> AIM: Reproduce the records below exactly as they appear.

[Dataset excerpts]
****************************************

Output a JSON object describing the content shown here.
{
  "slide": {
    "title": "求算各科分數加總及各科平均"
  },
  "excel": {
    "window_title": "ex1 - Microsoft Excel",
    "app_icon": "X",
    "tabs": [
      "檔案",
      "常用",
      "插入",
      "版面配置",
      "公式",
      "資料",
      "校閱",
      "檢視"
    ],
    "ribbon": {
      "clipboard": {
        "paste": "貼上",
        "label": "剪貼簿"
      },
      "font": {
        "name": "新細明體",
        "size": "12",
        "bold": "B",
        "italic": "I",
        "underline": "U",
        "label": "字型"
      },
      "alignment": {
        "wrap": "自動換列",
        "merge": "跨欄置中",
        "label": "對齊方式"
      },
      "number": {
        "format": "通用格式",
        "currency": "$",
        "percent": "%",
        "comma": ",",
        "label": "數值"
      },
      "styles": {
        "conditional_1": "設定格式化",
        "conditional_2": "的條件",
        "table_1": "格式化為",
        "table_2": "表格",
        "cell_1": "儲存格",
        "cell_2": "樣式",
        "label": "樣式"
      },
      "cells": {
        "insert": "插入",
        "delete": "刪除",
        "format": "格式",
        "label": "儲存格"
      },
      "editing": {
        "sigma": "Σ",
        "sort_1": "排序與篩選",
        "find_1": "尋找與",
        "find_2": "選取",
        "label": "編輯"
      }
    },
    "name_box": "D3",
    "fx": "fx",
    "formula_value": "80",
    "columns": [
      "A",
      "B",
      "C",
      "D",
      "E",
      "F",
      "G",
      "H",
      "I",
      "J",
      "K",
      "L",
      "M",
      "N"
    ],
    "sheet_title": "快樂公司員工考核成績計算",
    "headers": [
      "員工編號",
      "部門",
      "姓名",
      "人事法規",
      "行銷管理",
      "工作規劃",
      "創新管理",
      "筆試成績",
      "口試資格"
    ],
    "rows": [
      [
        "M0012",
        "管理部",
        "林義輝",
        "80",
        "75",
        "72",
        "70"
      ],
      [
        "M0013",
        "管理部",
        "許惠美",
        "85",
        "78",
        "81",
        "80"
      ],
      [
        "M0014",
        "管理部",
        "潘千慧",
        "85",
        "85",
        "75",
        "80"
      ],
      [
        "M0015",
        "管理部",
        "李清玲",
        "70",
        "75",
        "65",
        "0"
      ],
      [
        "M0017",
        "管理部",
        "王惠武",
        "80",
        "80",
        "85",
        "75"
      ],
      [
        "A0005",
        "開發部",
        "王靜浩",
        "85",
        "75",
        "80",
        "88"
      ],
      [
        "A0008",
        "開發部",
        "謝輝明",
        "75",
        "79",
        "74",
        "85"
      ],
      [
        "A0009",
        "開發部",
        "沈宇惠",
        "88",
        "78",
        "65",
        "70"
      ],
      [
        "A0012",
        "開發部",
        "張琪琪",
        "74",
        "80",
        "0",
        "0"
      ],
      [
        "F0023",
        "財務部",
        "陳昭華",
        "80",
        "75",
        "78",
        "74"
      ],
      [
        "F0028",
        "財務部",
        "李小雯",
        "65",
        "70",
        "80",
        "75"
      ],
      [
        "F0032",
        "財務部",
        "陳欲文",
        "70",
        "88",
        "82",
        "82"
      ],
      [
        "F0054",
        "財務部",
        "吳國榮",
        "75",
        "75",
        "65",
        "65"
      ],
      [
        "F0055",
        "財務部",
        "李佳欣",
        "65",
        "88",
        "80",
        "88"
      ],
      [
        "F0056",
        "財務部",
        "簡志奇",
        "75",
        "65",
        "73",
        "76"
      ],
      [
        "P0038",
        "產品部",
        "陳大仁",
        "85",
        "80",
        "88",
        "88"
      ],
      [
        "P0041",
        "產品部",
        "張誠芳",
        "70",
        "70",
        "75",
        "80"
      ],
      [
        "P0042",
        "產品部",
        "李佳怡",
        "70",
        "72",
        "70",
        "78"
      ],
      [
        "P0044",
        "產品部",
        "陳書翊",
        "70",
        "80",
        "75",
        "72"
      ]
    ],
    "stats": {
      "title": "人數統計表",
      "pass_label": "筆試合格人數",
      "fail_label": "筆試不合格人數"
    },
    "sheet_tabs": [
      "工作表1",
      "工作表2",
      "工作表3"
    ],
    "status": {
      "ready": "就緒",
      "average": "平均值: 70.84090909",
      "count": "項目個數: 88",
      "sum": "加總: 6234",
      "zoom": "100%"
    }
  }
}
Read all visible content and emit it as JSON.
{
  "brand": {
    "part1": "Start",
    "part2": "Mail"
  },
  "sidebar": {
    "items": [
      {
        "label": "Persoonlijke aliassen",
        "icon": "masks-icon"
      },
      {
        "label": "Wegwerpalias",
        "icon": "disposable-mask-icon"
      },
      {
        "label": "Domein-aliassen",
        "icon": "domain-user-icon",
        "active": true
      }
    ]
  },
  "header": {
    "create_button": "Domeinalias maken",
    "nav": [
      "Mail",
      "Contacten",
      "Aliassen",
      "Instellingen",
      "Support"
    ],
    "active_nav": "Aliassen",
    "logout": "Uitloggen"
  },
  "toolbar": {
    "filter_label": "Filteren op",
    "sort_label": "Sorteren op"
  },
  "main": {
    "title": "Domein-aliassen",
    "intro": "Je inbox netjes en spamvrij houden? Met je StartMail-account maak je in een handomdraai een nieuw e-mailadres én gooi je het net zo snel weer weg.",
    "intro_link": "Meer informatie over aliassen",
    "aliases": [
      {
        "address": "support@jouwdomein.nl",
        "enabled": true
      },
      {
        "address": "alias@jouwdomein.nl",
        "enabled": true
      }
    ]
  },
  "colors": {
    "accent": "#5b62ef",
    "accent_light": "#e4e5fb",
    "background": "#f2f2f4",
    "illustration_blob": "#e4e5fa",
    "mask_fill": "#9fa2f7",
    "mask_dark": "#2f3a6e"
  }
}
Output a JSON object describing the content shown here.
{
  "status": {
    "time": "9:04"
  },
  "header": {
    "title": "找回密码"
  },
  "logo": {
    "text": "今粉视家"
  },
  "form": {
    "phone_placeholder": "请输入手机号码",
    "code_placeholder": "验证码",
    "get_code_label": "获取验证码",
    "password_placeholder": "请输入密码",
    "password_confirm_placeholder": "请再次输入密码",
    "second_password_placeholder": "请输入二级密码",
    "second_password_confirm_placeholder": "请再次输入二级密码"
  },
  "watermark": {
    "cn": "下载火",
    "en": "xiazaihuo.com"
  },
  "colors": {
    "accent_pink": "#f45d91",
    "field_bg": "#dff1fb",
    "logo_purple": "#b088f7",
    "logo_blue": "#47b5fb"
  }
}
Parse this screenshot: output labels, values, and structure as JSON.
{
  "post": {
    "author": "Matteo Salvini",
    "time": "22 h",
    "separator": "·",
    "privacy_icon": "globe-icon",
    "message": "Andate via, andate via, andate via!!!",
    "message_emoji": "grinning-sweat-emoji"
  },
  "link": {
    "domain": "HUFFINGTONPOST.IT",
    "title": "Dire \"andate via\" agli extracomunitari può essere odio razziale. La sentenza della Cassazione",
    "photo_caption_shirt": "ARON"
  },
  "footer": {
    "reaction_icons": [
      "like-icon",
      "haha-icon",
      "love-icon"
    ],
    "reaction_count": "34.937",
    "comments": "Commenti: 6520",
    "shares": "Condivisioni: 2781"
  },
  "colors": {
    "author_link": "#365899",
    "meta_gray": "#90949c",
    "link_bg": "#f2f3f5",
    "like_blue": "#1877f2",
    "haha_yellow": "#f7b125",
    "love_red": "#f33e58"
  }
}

****************************************

> RESULT FOR THIS EXERCISE:
Output a JSON object describing the content shown here.
{
  "slide": {
    "title": "求算各科分數加總及各科平均"
  },
  "excel": {
    "window_title": "ex1 - Microsoft Excel",
    "app_icon": "X",
    "tabs": [
      "檔案",
      "常用",
      "插入",
      "版面配置",
      "公式",
      "資料",
      "校閱",
      "檢視"
    ],
    "ribbon": {
      "clipboard": {
        "paste": "貼上",
        "label": "剪貼簿"
      },
      "font": {
        "name": "新細明體",
        "size": "12",
        "bold": "B",
        "italic": "I",
        "underline": "U",
        "label": "字型"
      },
      "alignment": {
        "wrap": "自動換列",
        "merge": "跨欄置中",
        "label": "對齊方式"
      },
      "number": {
        "format": "通用格式",
        "currency": "$",
        "percent": "%",
        "comma": ",",
        "label": "數值"
      },
      "styles": {
        "conditional_1": "設定格式化",
        "conditional_2": "的條件",
        "table_1": "格式化為",
        "table_2": "表格",
        "cell_1": "儲存格",
        "cell_2": "樣式",
        "label": "樣式"
      },
      "cells": {
        "insert": "插入",
        "delete": "刪除",
        "format": "格式",
        "label": "儲存格"
      },
      "editing": {
        "sigma": "Σ",
        "sort_1": "排序與篩選",
        "find_1": "尋找與",
        "find_2": "選取",
        "label": "編輯"
      }
    },
    "name_box": "D3",
    "fx": "fx",
    "formula_value": "80",
    "columns": [
      "A",
      "B",
      "C",
      "D",
      "E",
      "F",
      "G",
      "H",
      "I",
      "J",
      "K",
      "L",
      "M",
      "N"
    ],
    "sheet_title": "快樂公司員工考核成績計算",
    "headers": [
      "員工編號",
      "部門",
      "姓名",
      "人事法規",
      "行銷管理",
      "工作規劃",
      "創新管理",
      "筆試成績",
      "口試資格"
    ],
    "rows": [
      [
        "M0012",
        "管理部",
        "林義輝",
        "80",
        "75",
        "72",
        "70"
      ],
      [
        "M0013",
        "管理部",
        "許惠美",
        "85",
        "78",
        "81",
        "80"
      ],
      [
        "M0014",
        "管理部",
        "潘千慧",
        "85",
        "85",
        "75",
        "80"
      ],
      [
        "M0015",
        "管理部",
        "李清玲",
        "70",
        "75",
        "65",
        "0"
      ],
      [
        "M0017",
        "管理部",
        "王惠武",
        "80",
        "80",
        "85",
        "75"
      ],
      [
        "A0005",
        "開發部",
        "王靜浩",
        "85",
        "75",
        "80",
        "88"
      ],
      [
        "A0008",
        "開發部",
        "謝輝明",
        "75",
        "79",
        "74",
        "85"
      ],
      [
        "A0009",
        "開發部",
        "沈宇惠",
        "88",
        "78",
        "65",
        "70"
      ],
      [
        "A0012",
        "開發部",
        "張琪琪",
        "74",
        "80",
        "0",
        "0"
      ],
      [
        "F0023",
        "財務部",
        "陳昭華",
        "80",
        "75",
        "78",
        "74"
      ],
      [
        "F0028",
        "財務部",
        "李小雯",
        "65",
        "70",
        "80",
        "75"
      ],
      [
        "F0032",
        "財務部",
        "陳欲文",
        "70",
        "88",
        "82",
        "82"
      ],
      [
        "F0054",
        "財務部",
        "吳國榮",
        "75",
        "75",
        "65",
        "65"
      ],
      [
        "F0055",
        "財務部",
        "李佳欣",
        "65",
        "88",
        "80",
        "88"
      ],
      [
        "F0056",
        "財務部",
        "簡志奇",
        "75",
        "65",
        "73",
        "76"
      ],
      [
        "P0038",
        "產品部",
        "陳大仁",
        "85",
        "80",
        "88",
        "88"
      ],
      [
        "P0041",
        "產品部",
        "張誠芳",
        "70",
        "70",
        "75",
        "80"
      ],
      [
        "P0042",
        "產品部",
        "李佳怡",
        "70",
        "72",
        "70",
        "78"
      ],
      [
        "P0044",
        "產品部",
        "陳書翊",
        "70",
        "80",
        "75",
        "72"
      ]
    ],
    "stats": {
      "title": "人數統計表",
      "pass_label": "筆試合格人數",
      "fail_label": "筆試不合格人數"
    },
    "sheet_tabs": [
      "工作表1",
      "工作表2",
      "工作表3"
    ],
    "status": {
      "ready": "就緒",
      "average": "平均值: 70.84090909",
      "count": "項目個數: 88",
      "sum": "加總: 6234",
      "zoom": "100%"
    }
  }
}
Read all visible content and emit it as JSON.
{
  "brand": {
    "part1": "Start",
    "part2": "Mail"
  },
  "sidebar": {
    "items": [
      {
        "label": "Persoonlijke aliassen",
        "icon": "masks-icon"
      },
      {
        "label": "Wegwerpalias",
        "icon": "disposable-mask-icon"
      },
      {
        "label": "Domein-aliassen",
        "icon": "domain-user-icon",
        "active": true
      }
    ]
  },
  "header": {
    "create_button": "Domeinalias maken",
    "nav": [
      "Mail",
      "Contacten",
      "Aliassen",
      "Instellingen",
      "Support"
    ],
    "active_nav": "Aliassen",
    "logout": "Uitloggen"
  },
  "toolbar": {
    "filter_label": "Filteren op",
    "sort_label": "Sorteren op"
  },
  "main": {
    "title": "Domein-aliassen",
    "intro": "Je inbox netjes en spamvrij houden? Met je StartMail-account maak je in een handomdraai een nieuw e-mailadres én gooi je het net zo snel weer weg.",
    "intro_link": "Meer informatie over aliassen",
    "aliases": [
      {
        "address": "support@jouwdomein.nl",
        "enabled": true
      },
      {
        "address": "alias@jouwdomein.nl",
        "enabled": true
      }
    ]
  },
  "colors": {
    "accent": "#5b62ef",
    "accent_light": "#e4e5fb",
    "background": "#f2f2f4",
    "illustration_blob": "#e4e5fa",
    "mask_fill": "#9fa2f7",
    "mask_dark": "#2f3a6e"
  }
}
Output a JSON object describing the content shown here.
{
  "status": {
    "time": "9:04"
  },
  "header": {
    "title": "找回密码"
  },
  "logo": {
    "text": "今粉视家"
  },
  "form": {
    "phone_placeholder": "请输入手机号码",
    "code_placeholder": "验证码",
    "get_code_label": "获取验证码",
    "password_placeholder": "请输入密码",
    "password_confirm_placeholder": "请再次输入密码",
    "second_password_placeholder": "请输入二级密码",
    "second_password_confirm_placeholder": "请再次输入二级密码"
  },
  "watermark": {
    "cn": "下载火",
    "en": "xiazaihuo.com"
  },
  "colors": {
    "accent_pink": "#f45d91",
    "field_bg": "#dff1fb",
    "logo_purple": "#b088f7",
    "logo_blue": "#47b5fb"
  }
}
Parse this screenshot: output labels, values, and structure as JSON.
{
  "post": {
    "author": "Matteo Salvini",
    "time": "22 h",
    "separator": "·",
    "privacy_icon": "globe-icon",
    "message": "Andate via, andate via, andate via!!!",
    "message_emoji": "grinning-sweat-emoji"
  },
  "link": {
    "domain": "HUFFINGTONPOST.IT",
    "title": "Dire \"andate via\" agli extracomunitari può essere odio razziale. La sentenza della Cassazione",
    "photo_caption_shirt": "ARON"
  },
  "footer": {
    "reaction_icons": [
      "like-icon",
      "haha-icon",
      "love-icon"
    ],
    "reaction_count": "34.937",
    "comments": "Commenti: 6520",
    "shares": "Condivisioni: 2781"
  },
  "colors": {
    "author_link": "#365899",
    "meta_gray": "#90949c",
    "link_bg": "#f2f3f5",
    "like_blue": "#1877f2",
    "haha_yellow": "#f7b125",
    "love_red": "#f33e58"
  }
}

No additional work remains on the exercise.